### Work task
Answer these questions from the study discussion.
(a) Which two taxa are named as targets for probiotics?
(b) What sample size does the study report?
(c) In what phase were the IS patients included?

### Document extract
┄┄┄┄┄┄┄┄┄┄┄┄┄┄┄┄┄┄┄┄

The distinct microbial signatures observed here—particularly the enrichment of LPS-producing Enterobacteriaceae and depletion of butyrate-generating taxa—suggest actionable targets for intervention. For instance, dietary strategies (eg, high-fiber diets to promote butyrate production) or probiotics targeting Roseburia and Fusicatenibacter could be tested in clinical trials to mitigate IS risk in depression patients. Additionally, plasma metabolites like glucobrassicin, which correlated with microbial shifts, may serve as biomarkers for early risk stratification.
This study has several limitations that warrant consideration. First, the observational design of this study cannot establish the causality between gut microbiota alterations and IS risk in depression individuals. Second, the modest sample size (n=60) may limit statistical power to detect subtle microbial or metabolomic differences. While we employed rigorous matching criteria, larger prospective cohorts are needed to validate these findings. Third, the inclusion of IS patients in the recovery phase (rather than acute phase) may not fully capture dynamic microbiota changes during stroke onset. Future studies should track microbial profiles longitudinally from acute to chronic stages. Finally, while 16S rRNA sequencing provides taxonomic insights, its resolution at the species level is constrained. Shotgun metagenomics and mettranscriptomics would better characterize functional pathways and strain-level variations linked to IS pathogenesis.

┄┄┄┄┄┄┄┄┄┄┄┄┄┄┄┄┄┄┄┄

### Extracted entries
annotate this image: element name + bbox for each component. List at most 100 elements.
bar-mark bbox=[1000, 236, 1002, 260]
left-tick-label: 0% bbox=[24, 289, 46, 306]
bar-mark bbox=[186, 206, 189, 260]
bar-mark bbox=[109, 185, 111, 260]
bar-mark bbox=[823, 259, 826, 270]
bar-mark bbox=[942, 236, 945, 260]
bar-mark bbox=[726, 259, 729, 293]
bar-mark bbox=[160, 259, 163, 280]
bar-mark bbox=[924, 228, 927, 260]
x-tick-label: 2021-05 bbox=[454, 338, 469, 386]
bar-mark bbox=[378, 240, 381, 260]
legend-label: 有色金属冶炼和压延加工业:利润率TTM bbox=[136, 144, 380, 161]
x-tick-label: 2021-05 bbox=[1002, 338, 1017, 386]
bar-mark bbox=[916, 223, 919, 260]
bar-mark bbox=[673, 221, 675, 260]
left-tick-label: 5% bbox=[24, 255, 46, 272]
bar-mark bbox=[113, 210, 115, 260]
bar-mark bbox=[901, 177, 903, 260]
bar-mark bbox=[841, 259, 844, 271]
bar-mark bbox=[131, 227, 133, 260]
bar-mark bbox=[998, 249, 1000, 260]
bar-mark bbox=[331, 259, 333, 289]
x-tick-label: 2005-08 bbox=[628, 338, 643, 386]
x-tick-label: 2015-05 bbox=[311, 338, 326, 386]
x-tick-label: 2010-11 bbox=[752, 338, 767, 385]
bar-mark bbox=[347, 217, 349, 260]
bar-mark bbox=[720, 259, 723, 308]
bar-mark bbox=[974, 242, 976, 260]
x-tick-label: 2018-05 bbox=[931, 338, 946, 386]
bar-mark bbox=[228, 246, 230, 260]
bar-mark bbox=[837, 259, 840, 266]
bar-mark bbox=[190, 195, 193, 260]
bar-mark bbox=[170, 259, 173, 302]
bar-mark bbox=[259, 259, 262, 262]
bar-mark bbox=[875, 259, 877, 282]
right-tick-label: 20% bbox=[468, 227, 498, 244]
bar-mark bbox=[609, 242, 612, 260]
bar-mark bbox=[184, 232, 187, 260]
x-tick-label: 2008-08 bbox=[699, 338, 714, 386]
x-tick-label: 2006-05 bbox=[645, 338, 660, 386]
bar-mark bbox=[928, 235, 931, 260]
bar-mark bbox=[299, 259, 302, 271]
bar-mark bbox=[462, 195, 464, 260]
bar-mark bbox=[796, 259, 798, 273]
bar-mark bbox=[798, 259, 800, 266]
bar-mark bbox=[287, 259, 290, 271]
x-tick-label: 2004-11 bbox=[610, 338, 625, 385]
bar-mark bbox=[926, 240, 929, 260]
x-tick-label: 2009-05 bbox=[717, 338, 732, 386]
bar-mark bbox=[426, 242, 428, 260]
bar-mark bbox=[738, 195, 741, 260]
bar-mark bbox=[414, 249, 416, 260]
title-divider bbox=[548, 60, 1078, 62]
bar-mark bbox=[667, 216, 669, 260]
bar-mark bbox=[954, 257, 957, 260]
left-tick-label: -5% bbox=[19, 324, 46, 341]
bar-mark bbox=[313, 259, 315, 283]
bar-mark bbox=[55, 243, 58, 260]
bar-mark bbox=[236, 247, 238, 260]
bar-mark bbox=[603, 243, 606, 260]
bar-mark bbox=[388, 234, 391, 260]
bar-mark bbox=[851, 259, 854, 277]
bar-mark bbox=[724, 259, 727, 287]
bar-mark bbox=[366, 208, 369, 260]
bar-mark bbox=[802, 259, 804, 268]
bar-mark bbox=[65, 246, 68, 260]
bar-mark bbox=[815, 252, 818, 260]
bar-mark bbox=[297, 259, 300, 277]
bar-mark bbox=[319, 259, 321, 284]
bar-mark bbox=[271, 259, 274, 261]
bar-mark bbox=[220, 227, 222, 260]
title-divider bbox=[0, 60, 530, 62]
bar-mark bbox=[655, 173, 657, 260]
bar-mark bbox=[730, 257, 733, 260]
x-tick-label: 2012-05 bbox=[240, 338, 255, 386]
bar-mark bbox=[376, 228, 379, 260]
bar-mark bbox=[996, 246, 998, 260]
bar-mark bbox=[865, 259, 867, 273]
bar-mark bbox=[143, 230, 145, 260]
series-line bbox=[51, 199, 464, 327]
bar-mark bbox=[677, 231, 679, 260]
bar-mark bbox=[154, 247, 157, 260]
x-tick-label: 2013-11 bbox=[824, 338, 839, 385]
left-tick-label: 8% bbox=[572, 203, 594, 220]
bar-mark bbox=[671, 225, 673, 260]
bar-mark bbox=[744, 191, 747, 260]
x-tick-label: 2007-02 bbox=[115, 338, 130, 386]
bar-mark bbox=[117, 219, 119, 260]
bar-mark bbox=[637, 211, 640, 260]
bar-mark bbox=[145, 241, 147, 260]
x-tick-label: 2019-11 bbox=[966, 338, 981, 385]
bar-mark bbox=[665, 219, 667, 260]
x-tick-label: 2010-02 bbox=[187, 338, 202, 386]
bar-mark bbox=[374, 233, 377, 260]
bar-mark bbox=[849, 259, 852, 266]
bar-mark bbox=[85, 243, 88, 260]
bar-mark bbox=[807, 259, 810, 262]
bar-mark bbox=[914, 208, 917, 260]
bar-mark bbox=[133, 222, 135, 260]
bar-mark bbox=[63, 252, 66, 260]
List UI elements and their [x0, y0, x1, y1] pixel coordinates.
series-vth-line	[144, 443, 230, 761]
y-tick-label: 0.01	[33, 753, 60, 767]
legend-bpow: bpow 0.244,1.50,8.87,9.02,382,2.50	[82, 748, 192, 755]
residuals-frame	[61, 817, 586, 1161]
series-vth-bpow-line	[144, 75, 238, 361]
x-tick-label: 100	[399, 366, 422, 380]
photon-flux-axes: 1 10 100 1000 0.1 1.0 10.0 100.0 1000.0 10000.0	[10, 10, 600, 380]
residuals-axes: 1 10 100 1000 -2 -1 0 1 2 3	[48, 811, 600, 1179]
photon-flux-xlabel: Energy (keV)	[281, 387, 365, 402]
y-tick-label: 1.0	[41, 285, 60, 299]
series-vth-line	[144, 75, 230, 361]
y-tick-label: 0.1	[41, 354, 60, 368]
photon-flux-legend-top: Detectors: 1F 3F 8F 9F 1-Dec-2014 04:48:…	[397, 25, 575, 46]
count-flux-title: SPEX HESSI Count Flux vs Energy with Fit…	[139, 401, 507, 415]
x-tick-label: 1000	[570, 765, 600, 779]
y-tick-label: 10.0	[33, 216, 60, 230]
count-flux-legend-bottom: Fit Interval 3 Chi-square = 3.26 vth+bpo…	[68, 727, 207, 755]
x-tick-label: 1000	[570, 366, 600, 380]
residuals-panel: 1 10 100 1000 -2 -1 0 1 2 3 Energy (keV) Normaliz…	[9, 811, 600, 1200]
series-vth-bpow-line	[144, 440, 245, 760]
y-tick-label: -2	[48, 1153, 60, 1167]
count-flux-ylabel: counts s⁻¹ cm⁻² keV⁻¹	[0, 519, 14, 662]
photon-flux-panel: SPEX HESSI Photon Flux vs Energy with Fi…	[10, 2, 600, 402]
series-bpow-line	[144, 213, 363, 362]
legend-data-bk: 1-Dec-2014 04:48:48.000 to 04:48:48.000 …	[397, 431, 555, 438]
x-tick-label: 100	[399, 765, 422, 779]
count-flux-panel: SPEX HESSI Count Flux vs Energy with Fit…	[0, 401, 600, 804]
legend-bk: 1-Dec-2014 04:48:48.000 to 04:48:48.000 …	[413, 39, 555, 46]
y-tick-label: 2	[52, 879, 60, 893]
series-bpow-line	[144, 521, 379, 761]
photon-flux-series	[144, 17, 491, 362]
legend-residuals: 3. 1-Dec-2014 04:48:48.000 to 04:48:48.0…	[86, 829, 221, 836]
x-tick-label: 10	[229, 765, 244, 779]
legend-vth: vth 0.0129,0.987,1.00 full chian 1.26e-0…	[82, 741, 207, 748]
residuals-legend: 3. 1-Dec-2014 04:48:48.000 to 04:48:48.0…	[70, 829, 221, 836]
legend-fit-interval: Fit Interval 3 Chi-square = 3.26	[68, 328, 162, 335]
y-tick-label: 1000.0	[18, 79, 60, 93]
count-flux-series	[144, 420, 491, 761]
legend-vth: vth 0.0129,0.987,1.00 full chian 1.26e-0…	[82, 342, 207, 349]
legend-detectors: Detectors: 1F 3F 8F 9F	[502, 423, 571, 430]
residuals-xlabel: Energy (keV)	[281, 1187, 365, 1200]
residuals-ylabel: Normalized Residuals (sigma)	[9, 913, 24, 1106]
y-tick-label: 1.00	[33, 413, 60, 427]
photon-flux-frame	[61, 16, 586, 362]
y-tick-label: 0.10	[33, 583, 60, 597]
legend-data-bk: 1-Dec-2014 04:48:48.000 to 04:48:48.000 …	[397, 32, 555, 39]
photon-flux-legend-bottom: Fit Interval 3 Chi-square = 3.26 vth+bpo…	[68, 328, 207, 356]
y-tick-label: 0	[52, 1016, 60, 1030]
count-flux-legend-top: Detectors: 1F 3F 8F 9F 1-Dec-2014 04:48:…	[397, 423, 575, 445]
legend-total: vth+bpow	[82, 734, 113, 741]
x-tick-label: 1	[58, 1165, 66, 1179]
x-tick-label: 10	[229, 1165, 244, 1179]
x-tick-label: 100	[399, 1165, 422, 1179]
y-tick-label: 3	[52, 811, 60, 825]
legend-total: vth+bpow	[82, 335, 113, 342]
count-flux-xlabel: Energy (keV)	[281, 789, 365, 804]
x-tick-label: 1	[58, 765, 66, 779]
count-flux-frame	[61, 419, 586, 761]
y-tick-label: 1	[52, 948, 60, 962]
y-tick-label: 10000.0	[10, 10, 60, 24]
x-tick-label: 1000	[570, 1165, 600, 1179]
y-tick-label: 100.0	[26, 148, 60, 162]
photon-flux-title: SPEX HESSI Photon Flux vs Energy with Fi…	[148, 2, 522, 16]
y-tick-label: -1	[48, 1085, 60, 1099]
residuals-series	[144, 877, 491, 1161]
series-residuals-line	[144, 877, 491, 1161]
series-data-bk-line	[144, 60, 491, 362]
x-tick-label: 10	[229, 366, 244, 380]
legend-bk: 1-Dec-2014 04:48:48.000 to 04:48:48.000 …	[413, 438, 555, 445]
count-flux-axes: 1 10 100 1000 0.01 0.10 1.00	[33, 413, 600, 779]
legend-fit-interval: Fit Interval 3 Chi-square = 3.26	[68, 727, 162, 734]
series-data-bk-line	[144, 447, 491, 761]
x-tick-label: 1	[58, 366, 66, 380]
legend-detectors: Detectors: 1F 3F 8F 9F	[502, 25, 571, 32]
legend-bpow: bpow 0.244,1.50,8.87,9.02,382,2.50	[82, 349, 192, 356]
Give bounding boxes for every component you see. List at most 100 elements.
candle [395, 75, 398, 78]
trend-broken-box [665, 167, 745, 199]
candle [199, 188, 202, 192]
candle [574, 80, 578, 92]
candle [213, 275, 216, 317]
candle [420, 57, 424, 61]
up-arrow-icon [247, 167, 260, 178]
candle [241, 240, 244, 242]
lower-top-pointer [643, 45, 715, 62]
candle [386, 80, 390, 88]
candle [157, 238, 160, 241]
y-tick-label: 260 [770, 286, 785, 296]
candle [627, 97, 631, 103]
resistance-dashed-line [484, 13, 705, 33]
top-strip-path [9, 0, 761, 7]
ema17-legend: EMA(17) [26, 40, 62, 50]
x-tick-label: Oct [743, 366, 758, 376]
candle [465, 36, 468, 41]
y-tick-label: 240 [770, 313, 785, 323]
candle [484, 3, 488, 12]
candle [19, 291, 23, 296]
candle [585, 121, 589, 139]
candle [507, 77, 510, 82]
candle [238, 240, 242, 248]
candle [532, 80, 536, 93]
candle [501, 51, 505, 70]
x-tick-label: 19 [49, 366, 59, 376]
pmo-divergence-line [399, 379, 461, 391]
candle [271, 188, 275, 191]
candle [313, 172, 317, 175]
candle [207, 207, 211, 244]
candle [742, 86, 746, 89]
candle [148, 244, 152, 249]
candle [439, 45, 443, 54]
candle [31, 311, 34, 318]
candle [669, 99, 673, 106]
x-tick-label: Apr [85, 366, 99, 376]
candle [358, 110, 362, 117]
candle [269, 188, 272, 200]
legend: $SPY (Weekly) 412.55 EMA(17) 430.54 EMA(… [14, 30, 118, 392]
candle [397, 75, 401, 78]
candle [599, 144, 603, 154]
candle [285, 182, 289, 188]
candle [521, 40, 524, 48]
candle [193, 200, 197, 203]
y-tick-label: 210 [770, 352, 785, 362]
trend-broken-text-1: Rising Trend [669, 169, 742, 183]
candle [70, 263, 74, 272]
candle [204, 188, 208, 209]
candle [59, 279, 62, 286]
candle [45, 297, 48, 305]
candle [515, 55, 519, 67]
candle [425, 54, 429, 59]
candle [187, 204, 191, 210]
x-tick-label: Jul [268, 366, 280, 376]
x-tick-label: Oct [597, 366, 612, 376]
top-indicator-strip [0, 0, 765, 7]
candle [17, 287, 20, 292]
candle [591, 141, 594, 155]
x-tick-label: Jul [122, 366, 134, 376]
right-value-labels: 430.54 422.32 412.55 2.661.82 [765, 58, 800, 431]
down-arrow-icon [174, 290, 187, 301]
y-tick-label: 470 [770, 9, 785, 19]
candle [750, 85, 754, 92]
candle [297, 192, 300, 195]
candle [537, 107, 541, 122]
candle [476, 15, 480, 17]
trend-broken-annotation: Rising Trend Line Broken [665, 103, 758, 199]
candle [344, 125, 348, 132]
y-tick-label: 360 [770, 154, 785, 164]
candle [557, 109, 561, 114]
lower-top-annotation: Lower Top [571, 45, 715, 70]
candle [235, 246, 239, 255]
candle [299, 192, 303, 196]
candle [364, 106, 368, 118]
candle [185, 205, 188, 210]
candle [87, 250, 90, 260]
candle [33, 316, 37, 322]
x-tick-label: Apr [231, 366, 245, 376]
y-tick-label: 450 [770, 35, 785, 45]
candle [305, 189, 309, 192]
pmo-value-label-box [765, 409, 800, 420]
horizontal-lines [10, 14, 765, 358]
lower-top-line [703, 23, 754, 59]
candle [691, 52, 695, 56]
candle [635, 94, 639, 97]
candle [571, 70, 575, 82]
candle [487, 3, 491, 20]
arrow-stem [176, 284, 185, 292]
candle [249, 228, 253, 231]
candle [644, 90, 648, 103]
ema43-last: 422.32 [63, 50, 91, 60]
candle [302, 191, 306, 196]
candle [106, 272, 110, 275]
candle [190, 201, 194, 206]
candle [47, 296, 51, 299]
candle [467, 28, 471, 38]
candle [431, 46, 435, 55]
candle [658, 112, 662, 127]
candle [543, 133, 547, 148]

┄┄┄┄┄┄┄┄┄┄┄┄┄┄┄┄┄┄┄┄

### Problem solution
(a) Roseburia and Fusicatenibacter
(b) n=60
(c) The recovery phase, rather than the acute phase